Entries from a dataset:
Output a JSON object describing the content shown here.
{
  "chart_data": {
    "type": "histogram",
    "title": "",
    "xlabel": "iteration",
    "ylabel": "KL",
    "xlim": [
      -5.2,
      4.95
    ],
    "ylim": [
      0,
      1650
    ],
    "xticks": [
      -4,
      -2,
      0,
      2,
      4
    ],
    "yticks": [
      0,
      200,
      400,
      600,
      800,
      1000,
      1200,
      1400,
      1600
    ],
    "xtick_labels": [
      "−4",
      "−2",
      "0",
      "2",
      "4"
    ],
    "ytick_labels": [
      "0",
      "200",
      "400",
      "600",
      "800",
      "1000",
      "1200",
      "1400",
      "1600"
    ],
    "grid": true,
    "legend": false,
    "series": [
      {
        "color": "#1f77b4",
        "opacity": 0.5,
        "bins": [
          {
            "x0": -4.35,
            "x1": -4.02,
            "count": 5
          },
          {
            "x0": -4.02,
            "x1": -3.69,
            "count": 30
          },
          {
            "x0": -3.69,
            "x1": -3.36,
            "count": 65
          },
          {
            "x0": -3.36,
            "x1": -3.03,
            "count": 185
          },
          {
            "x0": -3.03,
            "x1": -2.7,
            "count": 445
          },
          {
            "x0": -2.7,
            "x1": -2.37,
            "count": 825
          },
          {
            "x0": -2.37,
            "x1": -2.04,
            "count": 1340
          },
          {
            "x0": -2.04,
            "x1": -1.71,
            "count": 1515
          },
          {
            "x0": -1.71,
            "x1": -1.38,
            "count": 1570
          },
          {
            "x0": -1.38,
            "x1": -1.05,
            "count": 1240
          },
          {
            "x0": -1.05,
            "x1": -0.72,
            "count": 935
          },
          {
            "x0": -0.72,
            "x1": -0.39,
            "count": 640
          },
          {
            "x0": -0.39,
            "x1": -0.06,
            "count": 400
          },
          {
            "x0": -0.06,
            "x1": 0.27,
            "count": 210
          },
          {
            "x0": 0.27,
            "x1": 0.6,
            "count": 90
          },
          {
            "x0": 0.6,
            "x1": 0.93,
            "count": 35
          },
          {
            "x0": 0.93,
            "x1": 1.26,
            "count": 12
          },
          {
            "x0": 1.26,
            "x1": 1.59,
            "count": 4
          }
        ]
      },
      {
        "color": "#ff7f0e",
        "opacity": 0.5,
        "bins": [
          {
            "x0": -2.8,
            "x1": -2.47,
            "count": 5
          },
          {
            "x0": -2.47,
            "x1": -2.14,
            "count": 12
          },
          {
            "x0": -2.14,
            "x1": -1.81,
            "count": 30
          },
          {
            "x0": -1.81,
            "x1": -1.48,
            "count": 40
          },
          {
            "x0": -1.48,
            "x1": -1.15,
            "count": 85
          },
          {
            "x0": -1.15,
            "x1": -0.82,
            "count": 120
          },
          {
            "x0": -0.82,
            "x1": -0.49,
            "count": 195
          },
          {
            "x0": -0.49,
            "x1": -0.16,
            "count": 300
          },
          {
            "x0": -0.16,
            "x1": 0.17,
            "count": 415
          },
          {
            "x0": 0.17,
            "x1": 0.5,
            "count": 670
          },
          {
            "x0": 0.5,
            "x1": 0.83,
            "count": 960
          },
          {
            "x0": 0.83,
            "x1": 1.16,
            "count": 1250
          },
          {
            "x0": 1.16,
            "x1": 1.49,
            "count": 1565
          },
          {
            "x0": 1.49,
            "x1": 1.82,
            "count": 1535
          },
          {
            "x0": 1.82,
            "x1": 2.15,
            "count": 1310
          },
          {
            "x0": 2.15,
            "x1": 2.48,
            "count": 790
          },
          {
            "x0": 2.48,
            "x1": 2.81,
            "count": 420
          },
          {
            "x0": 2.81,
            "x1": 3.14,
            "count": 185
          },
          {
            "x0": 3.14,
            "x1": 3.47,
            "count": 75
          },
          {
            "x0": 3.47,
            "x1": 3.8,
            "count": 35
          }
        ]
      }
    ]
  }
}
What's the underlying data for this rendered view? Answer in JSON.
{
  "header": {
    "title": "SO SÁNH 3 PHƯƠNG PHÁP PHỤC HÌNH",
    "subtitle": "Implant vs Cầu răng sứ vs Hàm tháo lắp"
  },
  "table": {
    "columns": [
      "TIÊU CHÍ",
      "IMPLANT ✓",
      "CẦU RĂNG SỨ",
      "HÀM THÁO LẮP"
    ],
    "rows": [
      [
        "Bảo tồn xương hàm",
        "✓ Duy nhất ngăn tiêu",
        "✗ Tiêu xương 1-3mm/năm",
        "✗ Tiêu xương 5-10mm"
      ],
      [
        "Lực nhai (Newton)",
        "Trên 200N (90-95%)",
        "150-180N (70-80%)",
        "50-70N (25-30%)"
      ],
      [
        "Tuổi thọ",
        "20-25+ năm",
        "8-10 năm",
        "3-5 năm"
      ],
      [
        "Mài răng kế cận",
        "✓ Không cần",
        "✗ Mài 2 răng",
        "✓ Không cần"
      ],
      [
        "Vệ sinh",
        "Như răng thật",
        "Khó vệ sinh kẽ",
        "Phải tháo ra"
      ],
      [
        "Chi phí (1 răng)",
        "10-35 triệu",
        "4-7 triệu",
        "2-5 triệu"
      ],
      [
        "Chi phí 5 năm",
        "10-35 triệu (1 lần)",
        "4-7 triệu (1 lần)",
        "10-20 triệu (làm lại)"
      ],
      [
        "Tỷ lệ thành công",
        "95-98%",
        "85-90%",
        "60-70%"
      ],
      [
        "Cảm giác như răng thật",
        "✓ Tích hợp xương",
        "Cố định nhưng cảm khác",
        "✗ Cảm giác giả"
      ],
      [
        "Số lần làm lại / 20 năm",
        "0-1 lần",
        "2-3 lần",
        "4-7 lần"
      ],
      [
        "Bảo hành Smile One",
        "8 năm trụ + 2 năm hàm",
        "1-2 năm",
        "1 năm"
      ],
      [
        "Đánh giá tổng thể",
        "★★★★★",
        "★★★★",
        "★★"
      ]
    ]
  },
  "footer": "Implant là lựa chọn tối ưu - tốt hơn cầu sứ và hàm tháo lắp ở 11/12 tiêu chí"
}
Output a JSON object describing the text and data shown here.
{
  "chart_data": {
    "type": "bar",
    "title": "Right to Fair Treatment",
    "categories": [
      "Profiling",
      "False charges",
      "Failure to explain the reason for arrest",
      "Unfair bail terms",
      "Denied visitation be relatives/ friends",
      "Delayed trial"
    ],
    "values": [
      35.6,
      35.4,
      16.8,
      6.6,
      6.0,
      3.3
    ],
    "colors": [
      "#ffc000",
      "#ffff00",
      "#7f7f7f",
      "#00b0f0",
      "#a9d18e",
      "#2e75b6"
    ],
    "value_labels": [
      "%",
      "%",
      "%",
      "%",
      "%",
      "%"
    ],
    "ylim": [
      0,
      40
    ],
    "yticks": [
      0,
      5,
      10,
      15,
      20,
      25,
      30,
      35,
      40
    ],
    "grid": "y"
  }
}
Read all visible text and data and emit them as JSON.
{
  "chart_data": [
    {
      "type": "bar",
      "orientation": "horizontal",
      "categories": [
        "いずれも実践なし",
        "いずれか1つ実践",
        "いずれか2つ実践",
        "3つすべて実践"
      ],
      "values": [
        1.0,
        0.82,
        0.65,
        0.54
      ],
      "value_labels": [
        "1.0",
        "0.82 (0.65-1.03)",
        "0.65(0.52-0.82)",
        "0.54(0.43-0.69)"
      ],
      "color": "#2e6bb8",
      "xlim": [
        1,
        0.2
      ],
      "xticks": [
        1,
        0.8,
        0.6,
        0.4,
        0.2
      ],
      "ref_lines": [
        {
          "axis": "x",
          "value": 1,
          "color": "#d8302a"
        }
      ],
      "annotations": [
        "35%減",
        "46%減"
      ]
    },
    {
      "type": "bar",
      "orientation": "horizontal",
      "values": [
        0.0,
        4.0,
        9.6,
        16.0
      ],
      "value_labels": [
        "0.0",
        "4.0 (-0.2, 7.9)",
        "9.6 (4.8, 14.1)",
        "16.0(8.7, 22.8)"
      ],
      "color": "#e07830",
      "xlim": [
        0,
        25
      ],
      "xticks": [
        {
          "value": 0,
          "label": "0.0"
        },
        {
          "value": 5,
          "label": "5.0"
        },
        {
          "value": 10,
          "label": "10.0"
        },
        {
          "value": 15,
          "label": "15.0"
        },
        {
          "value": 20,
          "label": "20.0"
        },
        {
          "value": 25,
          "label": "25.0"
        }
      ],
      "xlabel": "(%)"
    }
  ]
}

_Exercise brief_
Using the material above, gather every line that includes "triệu".

_Task output_
        "10-35 triệu",
        "4-7 triệu",
        "2-5 triệu"
        "10-35 triệu (1 lần)",
        "4-7 triệu (1 lần)",
        "10-20 triệu (làm lại)"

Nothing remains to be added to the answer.